## begin
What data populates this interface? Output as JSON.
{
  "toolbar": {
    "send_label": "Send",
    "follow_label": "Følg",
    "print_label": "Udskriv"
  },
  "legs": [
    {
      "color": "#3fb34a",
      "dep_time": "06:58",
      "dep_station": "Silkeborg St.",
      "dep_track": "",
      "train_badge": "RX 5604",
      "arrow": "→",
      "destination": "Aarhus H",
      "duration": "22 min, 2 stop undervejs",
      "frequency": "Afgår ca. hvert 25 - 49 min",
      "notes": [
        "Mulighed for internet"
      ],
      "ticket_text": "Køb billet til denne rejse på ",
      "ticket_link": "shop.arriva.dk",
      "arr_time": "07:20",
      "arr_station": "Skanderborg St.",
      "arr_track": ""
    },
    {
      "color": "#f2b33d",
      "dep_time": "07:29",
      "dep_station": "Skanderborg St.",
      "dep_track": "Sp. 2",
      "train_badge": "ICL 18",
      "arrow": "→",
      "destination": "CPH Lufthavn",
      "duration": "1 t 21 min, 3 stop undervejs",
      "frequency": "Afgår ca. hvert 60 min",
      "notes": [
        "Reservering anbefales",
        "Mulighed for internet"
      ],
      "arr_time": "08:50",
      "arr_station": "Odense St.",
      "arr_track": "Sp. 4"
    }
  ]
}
## end
=== The task ===
Please restate the records in full, word for word.

=== Reply to the task ===
What data populates this interface? Output as JSON.
{
  "toolbar": {
    "send_label": "Send",
    "follow_label": "Følg",
    "print_label": "Udskriv"
  },
  "legs": [
    {
      "color": "#3fb34a",
      "dep_time": "06:58",
      "dep_station": "Silkeborg St.",
      "dep_track": "",
      "train_badge": "RX 5604",
      "arrow": "→",
      "destination": "Aarhus H",
      "duration": "22 min, 2 stop undervejs",
      "frequency": "Afgår ca. hvert 25 - 49 min",
      "notes": [
        "Mulighed for internet"
      ],
      "ticket_text": "Køb billet til denne rejse på ",
      "ticket_link": "shop.arriva.dk",
      "arr_time": "07:20",
      "arr_station": "Skanderborg St.",
      "arr_track": ""
    },
    {
      "color": "#f2b33d",
      "dep_time": "07:29",
      "dep_station": "Skanderborg St.",
      "dep_track": "Sp. 2",
      "train_badge": "ICL 18",
      "arrow": "→",
      "destination": "CPH Lufthavn",
      "duration": "1 t 21 min, 3 stop undervejs",
      "frequency": "Afgår ca. hvert 60 min",
      "notes": [
        "Reservering anbefales",
        "Mulighed for internet"
      ],
      "arr_time": "08:50",
      "arr_station": "Odense St.",
      "arr_track": "Sp. 4"
    }
  ]
}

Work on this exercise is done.